» Exercises
**A)** Reproduce the portion of the passage on Ozu that begins with the words "There were anecdotes" and ends with the words "to that past.".
**B)** According to the passage on Ozu, how old was the actress when she died in 2015?
**C)** Write the next part of the passage on Ozu, picking up after its final sentence.

For Nagai, the answer is simple: “Hara loved working with Ozu because he brought out the best in her.” The two were 12 years apart, so when he died she was already older, he explains. “Unfortunately, older for the film industry,” he clarifies. “She was well over forty, and she retired because she didn’t want to be in inferior movies. Her career had reached its peak.”

In Nagai’s opinion, the actress was ahead of her time and had a significant impact in a male-dominated industry. “Credit is given to Ozu-sensei, but she was very good and had her own merit.” Nagai’s critique addresses the past and current film industry. In 2015, when the actress passed away at the age of 95, Nagai lamented the poor media coverage in Japan compared to the international attention she received.

The Last Memories

There were anecdotes with other great Japanese filmmakers. “Kurosawa Akira felt sympathy for Ozu, telling him that he had liked Tokyo Story very much,” recalls the nephew. The film also resonated with the director Yamada Yōji, who would go to Kurosawa’s house to revisit the film together. In 2013, Yamada released Tokyo kazoku (Tokyo Family), a contemporary tribute to that past.

As a human being, “he was humble and didn’t act in a pretentious manner. He was considerate and kind.” That’s how Nagai would like him to be remembered, “although he also liked dirty jokes,” he jests.

Ozu was a frugal and vital man, and the numerous awards he received in Japan did not affect his work. According to Nagai, his last years composing scripts in the middle of a forest in Tateshina were a very good period. “He was a man of his often tough era, who did not mind living in the wilderness and experiencing its harshness.”

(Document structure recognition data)
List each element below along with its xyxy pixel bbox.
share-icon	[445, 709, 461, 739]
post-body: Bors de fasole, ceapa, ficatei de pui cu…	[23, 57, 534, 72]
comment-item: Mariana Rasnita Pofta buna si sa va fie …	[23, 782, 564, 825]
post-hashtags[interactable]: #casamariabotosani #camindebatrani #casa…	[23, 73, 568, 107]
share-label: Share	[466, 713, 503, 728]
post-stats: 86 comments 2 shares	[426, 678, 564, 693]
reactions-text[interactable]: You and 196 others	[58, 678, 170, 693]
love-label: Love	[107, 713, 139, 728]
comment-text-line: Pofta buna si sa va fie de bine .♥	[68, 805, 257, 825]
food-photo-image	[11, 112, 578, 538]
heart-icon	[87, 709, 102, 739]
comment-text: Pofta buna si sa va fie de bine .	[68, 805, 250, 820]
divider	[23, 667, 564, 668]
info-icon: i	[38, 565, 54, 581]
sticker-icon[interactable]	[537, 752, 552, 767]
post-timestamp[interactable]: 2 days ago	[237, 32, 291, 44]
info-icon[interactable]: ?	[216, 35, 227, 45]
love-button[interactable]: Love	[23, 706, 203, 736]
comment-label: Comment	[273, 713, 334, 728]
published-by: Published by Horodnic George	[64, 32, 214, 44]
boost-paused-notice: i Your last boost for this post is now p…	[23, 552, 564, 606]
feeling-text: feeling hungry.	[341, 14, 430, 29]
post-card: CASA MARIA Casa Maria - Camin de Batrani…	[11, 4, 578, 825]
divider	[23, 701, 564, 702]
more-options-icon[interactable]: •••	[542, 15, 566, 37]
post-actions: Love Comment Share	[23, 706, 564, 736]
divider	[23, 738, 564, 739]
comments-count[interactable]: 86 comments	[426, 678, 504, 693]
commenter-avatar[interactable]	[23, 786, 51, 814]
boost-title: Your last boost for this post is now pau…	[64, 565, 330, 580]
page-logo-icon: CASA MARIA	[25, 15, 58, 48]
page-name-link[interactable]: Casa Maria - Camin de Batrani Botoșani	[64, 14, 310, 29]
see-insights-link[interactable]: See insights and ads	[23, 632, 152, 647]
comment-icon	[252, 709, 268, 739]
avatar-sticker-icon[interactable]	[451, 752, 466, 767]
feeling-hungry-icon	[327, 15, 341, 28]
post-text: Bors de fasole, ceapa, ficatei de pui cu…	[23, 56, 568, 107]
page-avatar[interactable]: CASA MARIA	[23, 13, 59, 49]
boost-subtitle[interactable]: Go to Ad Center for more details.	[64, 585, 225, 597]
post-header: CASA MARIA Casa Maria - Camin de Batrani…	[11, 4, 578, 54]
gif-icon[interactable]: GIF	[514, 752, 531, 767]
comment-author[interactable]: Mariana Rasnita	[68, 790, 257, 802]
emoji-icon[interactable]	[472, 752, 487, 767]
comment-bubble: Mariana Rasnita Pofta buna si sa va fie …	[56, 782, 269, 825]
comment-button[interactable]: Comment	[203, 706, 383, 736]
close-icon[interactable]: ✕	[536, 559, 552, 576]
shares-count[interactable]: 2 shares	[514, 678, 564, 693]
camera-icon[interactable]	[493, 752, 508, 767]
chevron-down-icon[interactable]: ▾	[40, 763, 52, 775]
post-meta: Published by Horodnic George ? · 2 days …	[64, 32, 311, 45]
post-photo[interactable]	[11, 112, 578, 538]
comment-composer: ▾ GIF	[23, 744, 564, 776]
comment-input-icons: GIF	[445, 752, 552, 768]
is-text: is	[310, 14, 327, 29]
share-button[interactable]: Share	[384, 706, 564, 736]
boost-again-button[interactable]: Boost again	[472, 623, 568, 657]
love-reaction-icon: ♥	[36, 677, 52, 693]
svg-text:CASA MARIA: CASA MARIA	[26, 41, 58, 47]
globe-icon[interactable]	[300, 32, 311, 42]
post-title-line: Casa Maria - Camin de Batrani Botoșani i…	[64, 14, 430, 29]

» Per-task answers
**A)**
There were anecdotes with other great Japanese filmmakers. “Kurosawa Akira felt sympathy for Ozu, telling him that he had liked Tokyo Story very much,” recalls the nephew. The film also resonated with the director Yamada Yōji, who would go to Kurosawa’s house to revisit the film together. In 2013, Yamada released Tokyo kazoku (Tokyo Family), a contemporary tribute to that past.

**B)** She was 95.

**C)**
During the winter, he generated ideas, and in the summer, he filmed. For almost a decade, he and his colleague and screenwriter, Noda Kōgo, followed a cycle of creation and rest at a villa located in the mountains of Nagano, still preserved today. Even though these landscapes were never seen in his work, “Tateshina was always in his heart.“

Nagai Hideyuki talks about his uncle during a film presentation at the Ozu Yasujirō Memorial Film Festival, held annually in the city of Chino, Nagano, since 1998. (© Kodera Kei)
Nagai Hideyuki talks about his uncle during a film presentation at the Ozu Yasujirō Memorial Film Festival, held annually in the city of Chino, Nagano, since 1998. (© Kodera Kei)

Nagai’s final memory with his uncle in Tateshina goes back to 1963, when for the first time a television set arrived in Unkosō, a nearby villa owned by the screenwriter Noda. “We all watched the public channel together on this small TV.”

Higanbana, the Equinox Flower

Ozu Akiko also participates every year in the Tateshina film festival that pays tribute to the creator. Autumn 2023 was no exception, and during the event she visited Mugeisō, the director’s last working villa. Red spider lilies bloom in the garden—a flower that the filmmaker particularly liked, among other reasons, because of its color.

The same intense red was featured in his color films and the flower’s Japanese name even became the title of a 1958 film, Higanbana. What did it represent in Ozu’s life? His niece Akiko believes that the key lies in a diary entry dated September 25, 1927. That day Ozu was traveling from his grandmother’s house to Hisai Station in Tsu, Mie Prefecture, where he spent part of his younger years. As the train moved away, Ozu could see the red flowers, higanbana, blooming on both sides of the tracks.

This flower, also known as “equinox flower,” evokes lost memories in Japan. It was Akiko’s idea to bring higanbana to Ozu’s last creative haven so they can burst into red every year when autumn arrives.

Nagai Hideyuki (center, second row) and Ozu Akiko (second from right, front row) during a group photo of participants at the Ozu Yasujirō Memorial Film Festival at Tateshina in September 2023. (© Kodera Kei)
Nagai Hideyuki (center, second row) and Ozu Akiko (second from right, front row) during a group photo of participants at the Ozu Yasujirō Memorial Film Festival at Tateshina in September 2023. (© Kodera Kei)

(Originally written in Spanish. Banner photo: Ozu Yasujirō's nephew and niece, Nagai Hideyuki and Ozu Akiko. © Kodera Kei.)